=== Raw data ===
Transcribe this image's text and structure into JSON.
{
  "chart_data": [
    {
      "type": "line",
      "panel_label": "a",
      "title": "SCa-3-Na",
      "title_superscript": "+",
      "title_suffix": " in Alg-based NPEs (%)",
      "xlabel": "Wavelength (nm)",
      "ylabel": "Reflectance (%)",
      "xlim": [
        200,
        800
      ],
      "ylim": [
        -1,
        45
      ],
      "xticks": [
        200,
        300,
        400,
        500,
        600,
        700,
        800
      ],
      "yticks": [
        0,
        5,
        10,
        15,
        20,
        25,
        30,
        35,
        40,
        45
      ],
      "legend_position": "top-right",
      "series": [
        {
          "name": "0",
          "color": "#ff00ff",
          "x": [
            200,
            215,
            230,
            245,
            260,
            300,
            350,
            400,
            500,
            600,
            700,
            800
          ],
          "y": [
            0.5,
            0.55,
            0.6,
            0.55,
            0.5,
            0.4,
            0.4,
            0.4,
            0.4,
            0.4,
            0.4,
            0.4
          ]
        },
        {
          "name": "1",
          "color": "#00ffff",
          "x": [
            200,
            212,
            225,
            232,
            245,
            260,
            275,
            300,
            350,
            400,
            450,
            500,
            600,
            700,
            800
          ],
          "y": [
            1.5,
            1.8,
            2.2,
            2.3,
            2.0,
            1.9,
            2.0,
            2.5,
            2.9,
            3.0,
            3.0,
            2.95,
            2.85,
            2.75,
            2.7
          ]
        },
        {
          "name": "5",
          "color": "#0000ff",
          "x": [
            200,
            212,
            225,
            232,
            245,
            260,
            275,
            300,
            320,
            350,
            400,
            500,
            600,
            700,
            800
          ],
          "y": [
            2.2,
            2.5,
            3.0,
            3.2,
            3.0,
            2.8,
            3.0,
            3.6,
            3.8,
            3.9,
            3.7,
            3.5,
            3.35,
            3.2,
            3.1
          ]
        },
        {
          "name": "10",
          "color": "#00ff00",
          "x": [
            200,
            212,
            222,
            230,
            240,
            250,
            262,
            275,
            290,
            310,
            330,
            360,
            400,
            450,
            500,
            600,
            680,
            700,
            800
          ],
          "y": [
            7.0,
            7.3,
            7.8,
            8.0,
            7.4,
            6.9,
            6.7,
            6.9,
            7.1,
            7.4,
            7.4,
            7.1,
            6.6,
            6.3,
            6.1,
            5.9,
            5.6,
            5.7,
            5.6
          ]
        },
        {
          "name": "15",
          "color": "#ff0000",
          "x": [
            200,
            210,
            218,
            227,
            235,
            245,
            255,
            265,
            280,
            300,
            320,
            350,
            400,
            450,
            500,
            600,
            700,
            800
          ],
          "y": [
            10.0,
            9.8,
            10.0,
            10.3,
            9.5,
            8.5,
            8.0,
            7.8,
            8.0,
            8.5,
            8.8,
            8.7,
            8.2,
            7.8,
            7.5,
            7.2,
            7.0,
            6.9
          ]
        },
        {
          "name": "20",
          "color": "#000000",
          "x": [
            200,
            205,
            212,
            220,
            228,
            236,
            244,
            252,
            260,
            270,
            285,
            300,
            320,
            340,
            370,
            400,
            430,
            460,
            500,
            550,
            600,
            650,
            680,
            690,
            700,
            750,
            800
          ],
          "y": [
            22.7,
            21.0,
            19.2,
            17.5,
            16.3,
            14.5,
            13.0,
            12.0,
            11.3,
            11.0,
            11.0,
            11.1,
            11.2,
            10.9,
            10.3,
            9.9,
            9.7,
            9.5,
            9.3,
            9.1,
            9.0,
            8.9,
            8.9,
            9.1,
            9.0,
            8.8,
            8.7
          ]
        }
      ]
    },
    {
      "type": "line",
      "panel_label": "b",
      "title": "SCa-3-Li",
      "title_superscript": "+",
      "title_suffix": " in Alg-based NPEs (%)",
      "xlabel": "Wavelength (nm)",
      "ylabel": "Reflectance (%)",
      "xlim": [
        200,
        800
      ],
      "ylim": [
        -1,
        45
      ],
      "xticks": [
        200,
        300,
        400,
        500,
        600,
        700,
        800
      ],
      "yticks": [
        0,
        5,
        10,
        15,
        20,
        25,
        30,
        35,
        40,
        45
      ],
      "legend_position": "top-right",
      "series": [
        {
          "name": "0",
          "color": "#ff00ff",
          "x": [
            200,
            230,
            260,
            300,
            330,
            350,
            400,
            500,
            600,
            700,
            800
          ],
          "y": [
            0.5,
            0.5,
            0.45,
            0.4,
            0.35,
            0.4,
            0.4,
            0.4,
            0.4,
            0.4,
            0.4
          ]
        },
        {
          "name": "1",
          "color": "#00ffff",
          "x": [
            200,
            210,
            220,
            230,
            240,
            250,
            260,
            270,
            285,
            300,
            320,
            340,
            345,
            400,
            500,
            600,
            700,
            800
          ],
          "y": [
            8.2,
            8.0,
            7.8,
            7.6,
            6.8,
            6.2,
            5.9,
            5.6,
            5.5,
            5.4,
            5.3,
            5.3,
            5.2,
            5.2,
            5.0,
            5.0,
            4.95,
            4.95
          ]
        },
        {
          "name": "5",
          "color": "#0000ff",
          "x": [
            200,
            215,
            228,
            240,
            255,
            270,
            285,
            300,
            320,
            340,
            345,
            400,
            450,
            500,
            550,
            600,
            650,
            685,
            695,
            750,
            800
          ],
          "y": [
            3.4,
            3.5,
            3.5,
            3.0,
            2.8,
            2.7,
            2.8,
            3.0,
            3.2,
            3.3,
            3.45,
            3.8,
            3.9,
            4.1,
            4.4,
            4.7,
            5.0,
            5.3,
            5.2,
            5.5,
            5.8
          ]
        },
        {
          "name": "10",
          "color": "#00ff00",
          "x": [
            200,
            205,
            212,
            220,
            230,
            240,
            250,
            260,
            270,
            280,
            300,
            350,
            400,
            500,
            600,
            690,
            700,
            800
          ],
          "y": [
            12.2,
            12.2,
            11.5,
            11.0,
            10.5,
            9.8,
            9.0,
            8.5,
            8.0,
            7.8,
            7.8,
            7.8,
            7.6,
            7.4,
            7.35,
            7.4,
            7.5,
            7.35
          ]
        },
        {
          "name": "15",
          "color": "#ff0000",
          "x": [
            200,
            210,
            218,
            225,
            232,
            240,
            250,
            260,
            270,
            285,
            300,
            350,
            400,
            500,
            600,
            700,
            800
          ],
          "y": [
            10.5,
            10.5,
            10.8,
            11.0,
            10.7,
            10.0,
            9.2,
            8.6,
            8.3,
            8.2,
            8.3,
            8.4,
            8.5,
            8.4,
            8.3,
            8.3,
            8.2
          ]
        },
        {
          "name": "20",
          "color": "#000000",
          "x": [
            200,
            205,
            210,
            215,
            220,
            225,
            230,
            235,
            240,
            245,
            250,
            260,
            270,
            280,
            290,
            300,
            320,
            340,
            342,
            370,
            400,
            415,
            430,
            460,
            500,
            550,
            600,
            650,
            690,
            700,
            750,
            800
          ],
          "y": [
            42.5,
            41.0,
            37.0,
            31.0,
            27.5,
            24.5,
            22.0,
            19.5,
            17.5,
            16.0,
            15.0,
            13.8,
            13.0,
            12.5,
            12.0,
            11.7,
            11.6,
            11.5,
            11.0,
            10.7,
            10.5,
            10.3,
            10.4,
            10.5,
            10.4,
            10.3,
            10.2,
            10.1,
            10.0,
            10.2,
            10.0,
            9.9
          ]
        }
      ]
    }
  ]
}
===
### Exercise directions
Print again each line of the listing above, exactly as it appears.

### Written answer
Transcribe this image's text and structure into JSON.
{
  "chart_data": [
    {
      "type": "line",
      "panel_label": "a",
      "title": "SCa-3-Na",
      "title_superscript": "+",
      "title_suffix": " in Alg-based NPEs (%)",
      "xlabel": "Wavelength (nm)",
      "ylabel": "Reflectance (%)",
      "xlim": [
        200,
        800
      ],
      "ylim": [
        -1,
        45
      ],
      "xticks": [
        200,
        300,
        400,
        500,
        600,
        700,
        800
      ],
      "yticks": [
        0,
        5,
        10,
        15,
        20,
        25,
        30,
        35,
        40,
        45
      ],
      "legend_position": "top-right",
      "series": [
        {
          "name": "0",
          "color": "#ff00ff",
          "x": [
            200,
            215,
            230,
            245,
            260,
            300,
            350,
            400,
            500,
            600,
            700,
            800
          ],
          "y": [
            0.5,
            0.55,
            0.6,
            0.55,
            0.5,
            0.4,
            0.4,
            0.4,
            0.4,
            0.4,
            0.4,
            0.4
          ]
        },
        {
          "name": "1",
          "color": "#00ffff",
          "x": [
            200,
            212,
            225,
            232,
            245,
            260,
            275,
            300,
            350,
            400,
            450,
            500,
            600,
            700,
            800
          ],
          "y": [
            1.5,
            1.8,
            2.2,
            2.3,
            2.0,
            1.9,
            2.0,
            2.5,
            2.9,
            3.0,
            3.0,
            2.95,
            2.85,
            2.75,
            2.7
          ]
        },
        {
          "name": "5",
          "color": "#0000ff",
          "x": [
            200,
            212,
            225,
            232,
            245,
            260,
            275,
            300,
            320,
            350,
            400,
            500,
            600,
            700,
            800
          ],
          "y": [
            2.2,
            2.5,
            3.0,
            3.2,
            3.0,
            2.8,
            3.0,
            3.6,
            3.8,
            3.9,
            3.7,
            3.5,
            3.35,
            3.2,
            3.1
          ]
        },
        {
          "name": "10",
          "color": "#00ff00",
          "x": [
            200,
            212,
            222,
            230,
            240,
            250,
            262,
            275,
            290,
            310,
            330,
            360,
            400,
            450,
            500,
            600,
            680,
            700,
            800
          ],
          "y": [
            7.0,
            7.3,
            7.8,
            8.0,
            7.4,
            6.9,
            6.7,
            6.9,
            7.1,
            7.4,
            7.4,
            7.1,
            6.6,
            6.3,
            6.1,
            5.9,
            5.6,
            5.7,
            5.6
          ]
        },
        {
          "name": "15",
          "color": "#ff0000",
          "x": [
            200,
            210,
            218,
            227,
            235,
            245,
            255,
            265,
            280,
            300,
            320,
            350,
            400,
            450,
            500,
            600,
            700,
            800
          ],
          "y": [
            10.0,
            9.8,
            10.0,
            10.3,
            9.5,
            8.5,
            8.0,
            7.8,
            8.0,
            8.5,
            8.8,
            8.7,
            8.2,
            7.8,
            7.5,
            7.2,
            7.0,
            6.9
          ]
        },
        {
          "name": "20",
          "color": "#000000",
          "x": [
            200,
            205,
            212,
            220,
            228,
            236,
            244,
            252,
            260,
            270,
            285,
            300,
            320,
            340,
            370,
            400,
            430,
            460,
            500,
            550,
            600,
            650,
            680,
            690,
            700,
            750,
            800
          ],
          "y": [
            22.7,
            21.0,
            19.2,
            17.5,
            16.3,
            14.5,
            13.0,
            12.0,
            11.3,
            11.0,
            11.0,
            11.1,
            11.2,
            10.9,
            10.3,
            9.9,
            9.7,
            9.5,
            9.3,
            9.1,
            9.0,
            8.9,
            8.9,
            9.1,
            9.0,
            8.8,
            8.7
          ]
        }
      ]
    },
    {
      "type": "line",
      "panel_label": "b",
      "title": "SCa-3-Li",
      "title_superscript": "+",
      "title_suffix": " in Alg-based NPEs (%)",
      "xlabel": "Wavelength (nm)",
      "ylabel": "Reflectance (%)",
      "xlim": [
        200,
        800
      ],
      "ylim": [
        -1,
        45
      ],
      "xticks": [
        200,
        300,
        400,
        500,
        600,
        700,
        800
      ],
      "yticks": [
        0,
        5,
        10,
        15,
        20,
        25,
        30,
        35,
        40,
        45
      ],
      "legend_position": "top-right",
      "series": [
        {
          "name": "0",
          "color": "#ff00ff",
          "x": [
            200,
            230,
            260,
            300,
            330,
            350,
            400,
            500,
            600,
            700,
            800
          ],
          "y": [
            0.5,
            0.5,
            0.45,
            0.4,
            0.35,
            0.4,
            0.4,
            0.4,
            0.4,
            0.4,
            0.4
          ]
        },
        {
          "name": "1",
          "color": "#00ffff",
          "x": [
            200,
            210,
            220,
            230,
            240,
            250,
            260,
            270,
            285,
            300,
            320,
            340,
            345,
            400,
            500,
            600,
            700,
            800
          ],
          "y": [
            8.2,
            8.0,
            7.8,
            7.6,
            6.8,
            6.2,
            5.9,
            5.6,
            5.5,
            5.4,
            5.3,
            5.3,
            5.2,
            5.2,
            5.0,
            5.0,
            4.95,
            4.95
          ]
        },
        {
          "name": "5",
          "color": "#0000ff",
          "x": [
            200,
            215,
            228,
            240,
            255,
            270,
            285,
            300,
            320,
            340,
            345,
            400,
            450,
            500,
            550,
            600,
            650,
            685,
            695,
            750,
            800
          ],
          "y": [
            3.4,
            3.5,
            3.5,
            3.0,
            2.8,
            2.7,
            2.8,
            3.0,
            3.2,
            3.3,
            3.45,
            3.8,
            3.9,
            4.1,
            4.4,
            4.7,
            5.0,
            5.3,
            5.2,
            5.5,
            5.8
          ]
        },
        {
          "name": "10",
          "color": "#00ff00",
          "x": [
            200,
            205,
            212,
            220,
            230,
            240,
            250,
            260,
            270,
            280,
            300,
            350,
            400,
            500,
            600,
            690,
            700,
            800
          ],
          "y": [
            12.2,
            12.2,
            11.5,
            11.0,
            10.5,
            9.8,
            9.0,
            8.5,
            8.0,
            7.8,
            7.8,
            7.8,
            7.6,
            7.4,
            7.35,
            7.4,
            7.5,
            7.35
          ]
        },
        {
          "name": "15",
          "color": "#ff0000",
          "x": [
            200,
            210,
            218,
            225,
            232,
            240,
            250,
            260,
            270,
            285,
            300,
            350,
            400,
            500,
            600,
            700,
            800
          ],
          "y": [
            10.5,
            10.5,
            10.8,
            11.0,
            10.7,
            10.0,
            9.2,
            8.6,
            8.3,
            8.2,
            8.3,
            8.4,
            8.5,
            8.4,
            8.3,
            8.3,
            8.2
          ]
        },
        {
          "name": "20",
          "color": "#000000",
          "x": [
            200,
            205,
            210,
            215,
            220,
            225,
            230,
            235,
            240,
            245,
            250,
            260,
            270,
            280,
            290,
            300,
            320,
            340,
            342,
            370,
            400,
            415,
            430,
            460,
            500,
            550,
            600,
            650,
            690,
            700,
            750,
            800
          ],
          "y": [
            42.5,
            41.0,
            37.0,
            31.0,
            27.5,
            24.5,
            22.0,
            19.5,
            17.5,
            16.0,
            15.0,
            13.8,
            13.0,
            12.5,
            12.0,
            11.7,
            11.6,
            11.5,
            11.0,
            10.7,
            10.5,
            10.3,
            10.4,
            10.5,
            10.4,
            10.3,
            10.2,
            10.1,
            10.0,
            10.2,
            10.0,
            9.9
          ]
        }
      ]
    }
  ]
}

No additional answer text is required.